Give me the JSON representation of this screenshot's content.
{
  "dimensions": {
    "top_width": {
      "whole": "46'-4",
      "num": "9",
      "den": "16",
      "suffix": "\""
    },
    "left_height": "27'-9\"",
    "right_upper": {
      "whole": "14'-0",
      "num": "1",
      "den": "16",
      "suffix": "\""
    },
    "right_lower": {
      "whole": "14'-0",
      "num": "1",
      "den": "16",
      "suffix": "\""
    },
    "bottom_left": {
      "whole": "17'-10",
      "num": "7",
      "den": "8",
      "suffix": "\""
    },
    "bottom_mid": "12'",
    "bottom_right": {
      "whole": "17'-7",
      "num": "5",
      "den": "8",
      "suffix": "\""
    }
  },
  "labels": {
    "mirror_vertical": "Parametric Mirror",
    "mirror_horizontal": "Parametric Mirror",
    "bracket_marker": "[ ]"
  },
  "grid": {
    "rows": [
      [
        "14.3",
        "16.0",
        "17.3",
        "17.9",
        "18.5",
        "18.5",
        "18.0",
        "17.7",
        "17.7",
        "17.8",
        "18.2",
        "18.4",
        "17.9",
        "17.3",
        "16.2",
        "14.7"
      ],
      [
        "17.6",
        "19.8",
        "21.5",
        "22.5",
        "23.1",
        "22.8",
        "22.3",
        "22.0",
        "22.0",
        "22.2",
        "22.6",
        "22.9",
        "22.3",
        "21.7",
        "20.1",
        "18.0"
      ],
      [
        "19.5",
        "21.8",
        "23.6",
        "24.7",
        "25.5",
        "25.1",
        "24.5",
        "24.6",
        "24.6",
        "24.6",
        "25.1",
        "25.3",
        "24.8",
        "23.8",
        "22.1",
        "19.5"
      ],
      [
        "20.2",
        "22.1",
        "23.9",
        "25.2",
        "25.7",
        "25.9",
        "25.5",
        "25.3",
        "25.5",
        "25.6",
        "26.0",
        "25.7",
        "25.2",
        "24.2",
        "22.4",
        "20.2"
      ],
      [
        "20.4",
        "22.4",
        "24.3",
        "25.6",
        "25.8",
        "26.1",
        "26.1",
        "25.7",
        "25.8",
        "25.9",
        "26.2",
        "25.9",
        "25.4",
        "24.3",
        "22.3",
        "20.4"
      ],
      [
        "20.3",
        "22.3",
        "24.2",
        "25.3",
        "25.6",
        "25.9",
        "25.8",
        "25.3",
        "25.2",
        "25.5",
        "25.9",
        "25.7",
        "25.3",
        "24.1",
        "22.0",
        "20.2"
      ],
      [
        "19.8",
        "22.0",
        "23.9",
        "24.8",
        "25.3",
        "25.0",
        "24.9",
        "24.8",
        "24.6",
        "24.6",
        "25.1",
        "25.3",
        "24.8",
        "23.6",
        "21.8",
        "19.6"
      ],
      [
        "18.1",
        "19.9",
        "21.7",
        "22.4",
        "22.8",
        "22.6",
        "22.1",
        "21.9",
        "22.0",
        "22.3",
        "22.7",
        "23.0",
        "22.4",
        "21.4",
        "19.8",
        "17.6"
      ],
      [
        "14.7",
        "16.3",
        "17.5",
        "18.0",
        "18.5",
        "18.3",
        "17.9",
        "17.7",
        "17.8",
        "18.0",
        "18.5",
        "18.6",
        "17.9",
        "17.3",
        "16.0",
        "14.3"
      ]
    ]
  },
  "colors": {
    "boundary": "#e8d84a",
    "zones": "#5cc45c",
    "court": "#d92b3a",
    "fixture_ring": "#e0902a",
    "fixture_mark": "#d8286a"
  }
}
········
Write out all the lines again, exactly as they are.

Give me the JSON representation of this screenshot's content.
{
  "dimensions": {
    "top_width": {
      "whole": "46'-4",
      "num": "9",
      "den": "16",
      "suffix": "\""
    },
    "left_height": "27'-9\"",
    "right_upper": {
      "whole": "14'-0",
      "num": "1",
      "den": "16",
      "suffix": "\""
    },
    "right_lower": {
      "whole": "14'-0",
      "num": "1",
      "den": "16",
      "suffix": "\""
    },
    "bottom_left": {
      "whole": "17'-10",
      "num": "7",
      "den": "8",
      "suffix": "\""
    },
    "bottom_mid": "12'",
    "bottom_right": {
      "whole": "17'-7",
      "num": "5",
      "den": "8",
      "suffix": "\""
    }
  },
  "labels": {
    "mirror_vertical": "Parametric Mirror",
    "mirror_horizontal": "Parametric Mirror",
    "bracket_marker": "[ ]"
  },
  "grid": {
    "rows": [
      [
        "14.3",
        "16.0",
        "17.3",
        "17.9",
        "18.5",
        "18.5",
        "18.0",
        "17.7",
        "17.7",
        "17.8",
        "18.2",
        "18.4",
        "17.9",
        "17.3",
        "16.2",
        "14.7"
      ],
      [
        "17.6",
        "19.8",
        "21.5",
        "22.5",
        "23.1",
        "22.8",
        "22.3",
        "22.0",
        "22.0",
        "22.2",
        "22.6",
        "22.9",
        "22.3",
        "21.7",
        "20.1",
        "18.0"
      ],
      [
        "19.5",
        "21.8",
        "23.6",
        "24.7",
        "25.5",
        "25.1",
        "24.5",
        "24.6",
        "24.6",
        "24.6",
        "25.1",
        "25.3",
        "24.8",
        "23.8",
        "22.1",
        "19.5"
      ],
      [
        "20.2",
        "22.1",
        "23.9",
        "25.2",
        "25.7",
        "25.9",
        "25.5",
        "25.3",
        "25.5",
        "25.6",
        "26.0",
        "25.7",
        "25.2",
        "24.2",
        "22.4",
        "20.2"
      ],
      [
        "20.4",
        "22.4",
        "24.3",
        "25.6",
        "25.8",
        "26.1",
        "26.1",
        "25.7",
        "25.8",
        "25.9",
        "26.2",
        "25.9",
        "25.4",
        "24.3",
        "22.3",
        "20.4"
      ],
      [
        "20.3",
        "22.3",
        "24.2",
        "25.3",
        "25.6",
        "25.9",
        "25.8",
        "25.3",
        "25.2",
        "25.5",
        "25.9",
        "25.7",
        "25.3",
        "24.1",
        "22.0",
        "20.2"
      ],
      [
        "19.8",
        "22.0",
        "23.9",
        "24.8",
        "25.3",
        "25.0",
        "24.9",
        "24.8",
        "24.6",
        "24.6",
        "25.1",
        "25.3",
        "24.8",
        "23.6",
        "21.8",
        "19.6"
      ],
      [
        "18.1",
        "19.9",
        "21.7",
        "22.4",
        "22.8",
        "22.6",
        "22.1",
        "21.9",
        "22.0",
        "22.3",
        "22.7",
        "23.0",
        "22.4",
        "21.4",
        "19.8",
        "17.6"
      ],
      [
        "14.7",
        "16.3",
        "17.5",
        "18.0",
        "18.5",
        "18.3",
        "17.9",
        "17.7",
        "17.8",
        "18.0",
        "18.5",
        "18.6",
        "17.9",
        "17.3",
        "16.0",
        "14.3"
      ]
    ]
  },
  "colors": {
    "boundary": "#e8d84a",
    "zones": "#5cc45c",
    "court": "#d92b3a",
    "fixture_ring": "#e0902a",
    "fixture_mark": "#d8286a"
  }
}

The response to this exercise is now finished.